(Material provided)
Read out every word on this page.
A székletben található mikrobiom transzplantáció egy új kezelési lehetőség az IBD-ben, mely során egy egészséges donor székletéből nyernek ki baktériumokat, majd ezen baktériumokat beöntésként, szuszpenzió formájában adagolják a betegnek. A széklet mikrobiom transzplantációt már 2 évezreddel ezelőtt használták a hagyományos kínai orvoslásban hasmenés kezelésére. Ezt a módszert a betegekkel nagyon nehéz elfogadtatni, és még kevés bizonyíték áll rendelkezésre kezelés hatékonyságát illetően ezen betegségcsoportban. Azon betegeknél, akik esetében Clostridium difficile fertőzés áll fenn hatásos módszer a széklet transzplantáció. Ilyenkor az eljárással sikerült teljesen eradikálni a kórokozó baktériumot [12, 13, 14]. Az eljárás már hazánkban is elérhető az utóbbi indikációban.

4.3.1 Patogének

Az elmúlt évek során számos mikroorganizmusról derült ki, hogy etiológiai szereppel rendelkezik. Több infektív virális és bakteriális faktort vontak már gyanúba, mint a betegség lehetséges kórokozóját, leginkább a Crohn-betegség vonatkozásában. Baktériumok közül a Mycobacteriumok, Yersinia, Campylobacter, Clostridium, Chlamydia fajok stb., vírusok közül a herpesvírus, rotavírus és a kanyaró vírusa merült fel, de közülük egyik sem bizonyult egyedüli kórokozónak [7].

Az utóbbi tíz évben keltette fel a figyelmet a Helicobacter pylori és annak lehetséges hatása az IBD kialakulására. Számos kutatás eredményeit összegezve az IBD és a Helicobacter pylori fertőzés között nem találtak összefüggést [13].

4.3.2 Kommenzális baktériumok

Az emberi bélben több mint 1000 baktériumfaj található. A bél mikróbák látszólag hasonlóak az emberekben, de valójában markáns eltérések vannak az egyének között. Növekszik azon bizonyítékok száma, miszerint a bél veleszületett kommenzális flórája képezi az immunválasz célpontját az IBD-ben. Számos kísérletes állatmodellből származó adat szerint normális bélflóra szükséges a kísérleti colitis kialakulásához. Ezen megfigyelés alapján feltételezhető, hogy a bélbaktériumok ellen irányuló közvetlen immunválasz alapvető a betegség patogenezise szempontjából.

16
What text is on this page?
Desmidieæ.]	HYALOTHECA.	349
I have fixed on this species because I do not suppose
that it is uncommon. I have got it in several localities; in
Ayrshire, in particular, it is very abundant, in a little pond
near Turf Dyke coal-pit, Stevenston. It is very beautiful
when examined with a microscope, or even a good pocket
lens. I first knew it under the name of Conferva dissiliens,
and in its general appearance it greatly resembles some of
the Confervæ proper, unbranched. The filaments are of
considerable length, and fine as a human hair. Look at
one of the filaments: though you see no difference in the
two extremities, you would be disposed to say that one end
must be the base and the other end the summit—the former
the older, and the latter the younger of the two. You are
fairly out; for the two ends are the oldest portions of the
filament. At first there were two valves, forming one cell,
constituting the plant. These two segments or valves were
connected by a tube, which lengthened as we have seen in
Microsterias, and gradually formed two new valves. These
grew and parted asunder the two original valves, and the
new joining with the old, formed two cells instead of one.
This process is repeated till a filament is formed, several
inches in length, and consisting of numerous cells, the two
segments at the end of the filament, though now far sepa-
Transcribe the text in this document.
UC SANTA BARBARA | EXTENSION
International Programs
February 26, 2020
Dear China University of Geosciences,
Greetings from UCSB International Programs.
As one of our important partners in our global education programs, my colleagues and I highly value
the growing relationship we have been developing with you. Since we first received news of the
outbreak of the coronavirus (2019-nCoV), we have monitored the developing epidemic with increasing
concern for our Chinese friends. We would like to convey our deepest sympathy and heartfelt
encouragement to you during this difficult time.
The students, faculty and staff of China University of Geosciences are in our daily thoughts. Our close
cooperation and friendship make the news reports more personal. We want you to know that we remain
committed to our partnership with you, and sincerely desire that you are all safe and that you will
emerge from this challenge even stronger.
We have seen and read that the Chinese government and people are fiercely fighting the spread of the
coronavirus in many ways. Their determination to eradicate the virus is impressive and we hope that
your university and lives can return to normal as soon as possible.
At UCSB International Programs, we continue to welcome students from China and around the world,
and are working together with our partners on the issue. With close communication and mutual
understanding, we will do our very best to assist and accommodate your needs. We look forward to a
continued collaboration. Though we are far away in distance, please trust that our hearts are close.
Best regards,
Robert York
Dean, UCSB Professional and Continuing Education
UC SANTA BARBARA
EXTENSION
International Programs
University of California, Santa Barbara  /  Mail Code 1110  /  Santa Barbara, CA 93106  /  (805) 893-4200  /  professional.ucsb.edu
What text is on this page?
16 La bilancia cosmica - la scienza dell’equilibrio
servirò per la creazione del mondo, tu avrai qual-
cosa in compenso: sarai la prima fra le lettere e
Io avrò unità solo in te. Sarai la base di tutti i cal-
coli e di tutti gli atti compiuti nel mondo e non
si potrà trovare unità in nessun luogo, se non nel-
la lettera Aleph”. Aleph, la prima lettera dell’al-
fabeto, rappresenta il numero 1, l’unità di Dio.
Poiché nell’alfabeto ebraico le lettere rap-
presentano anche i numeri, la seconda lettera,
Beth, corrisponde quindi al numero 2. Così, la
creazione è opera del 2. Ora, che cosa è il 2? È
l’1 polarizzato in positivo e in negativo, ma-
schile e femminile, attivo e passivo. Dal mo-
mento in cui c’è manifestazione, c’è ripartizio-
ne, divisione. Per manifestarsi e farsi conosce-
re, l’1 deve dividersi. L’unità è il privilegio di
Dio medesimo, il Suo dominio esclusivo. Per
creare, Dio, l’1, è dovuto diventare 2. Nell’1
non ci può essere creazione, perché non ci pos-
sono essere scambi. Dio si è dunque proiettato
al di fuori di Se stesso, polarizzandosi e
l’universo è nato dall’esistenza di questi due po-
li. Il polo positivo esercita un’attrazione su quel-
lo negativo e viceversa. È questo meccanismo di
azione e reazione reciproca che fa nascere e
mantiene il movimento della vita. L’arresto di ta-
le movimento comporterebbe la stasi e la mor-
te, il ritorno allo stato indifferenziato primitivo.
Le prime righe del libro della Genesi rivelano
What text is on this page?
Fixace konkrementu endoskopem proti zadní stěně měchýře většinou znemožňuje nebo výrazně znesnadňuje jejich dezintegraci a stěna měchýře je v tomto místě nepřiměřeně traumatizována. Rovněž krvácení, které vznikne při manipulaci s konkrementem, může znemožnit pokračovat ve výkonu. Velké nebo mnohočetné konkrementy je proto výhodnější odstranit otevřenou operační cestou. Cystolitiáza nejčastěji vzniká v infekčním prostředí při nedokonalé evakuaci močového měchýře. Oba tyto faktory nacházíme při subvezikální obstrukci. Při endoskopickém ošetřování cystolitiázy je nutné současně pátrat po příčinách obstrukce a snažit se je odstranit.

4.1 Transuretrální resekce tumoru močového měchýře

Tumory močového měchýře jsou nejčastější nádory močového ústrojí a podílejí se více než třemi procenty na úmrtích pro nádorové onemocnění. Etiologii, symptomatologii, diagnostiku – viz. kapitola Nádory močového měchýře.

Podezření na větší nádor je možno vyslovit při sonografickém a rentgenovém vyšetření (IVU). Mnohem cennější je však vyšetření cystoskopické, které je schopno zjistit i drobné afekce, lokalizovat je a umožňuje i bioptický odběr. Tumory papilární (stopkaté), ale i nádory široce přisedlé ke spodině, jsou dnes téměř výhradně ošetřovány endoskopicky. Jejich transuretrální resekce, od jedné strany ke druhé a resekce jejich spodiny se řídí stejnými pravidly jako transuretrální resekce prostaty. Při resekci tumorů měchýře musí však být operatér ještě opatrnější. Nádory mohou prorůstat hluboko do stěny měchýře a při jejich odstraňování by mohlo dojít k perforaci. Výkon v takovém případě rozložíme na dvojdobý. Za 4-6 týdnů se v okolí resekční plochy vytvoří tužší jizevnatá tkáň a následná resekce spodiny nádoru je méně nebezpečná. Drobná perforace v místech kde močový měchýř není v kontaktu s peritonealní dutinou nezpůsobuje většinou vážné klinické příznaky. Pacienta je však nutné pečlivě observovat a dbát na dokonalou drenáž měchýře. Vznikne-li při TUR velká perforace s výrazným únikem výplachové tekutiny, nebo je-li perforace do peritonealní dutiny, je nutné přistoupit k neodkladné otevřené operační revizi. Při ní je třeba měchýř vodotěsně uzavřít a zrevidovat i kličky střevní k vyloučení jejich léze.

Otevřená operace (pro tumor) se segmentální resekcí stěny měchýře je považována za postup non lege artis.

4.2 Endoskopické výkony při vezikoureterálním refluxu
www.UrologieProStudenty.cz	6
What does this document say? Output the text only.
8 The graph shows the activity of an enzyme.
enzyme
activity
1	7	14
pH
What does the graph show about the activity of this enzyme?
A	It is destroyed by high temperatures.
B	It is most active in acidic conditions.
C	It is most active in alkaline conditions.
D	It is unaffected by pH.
(End Material provided)
What lines above contain the word "with"? Please copy each one.

when examined with a microscope, or even a good pocket
new joining with the old, formed two cells instead of one.
the growing relationship we have been developing with you. Since we first received news of the
outbreak of the coronavirus (2019-nCoV), we have monitored the developing epidemic with increasing
committed to our partnership with you, and sincerely desire that you are all safe and that you will
and are working together with our partners on the issue. With close communication and mutual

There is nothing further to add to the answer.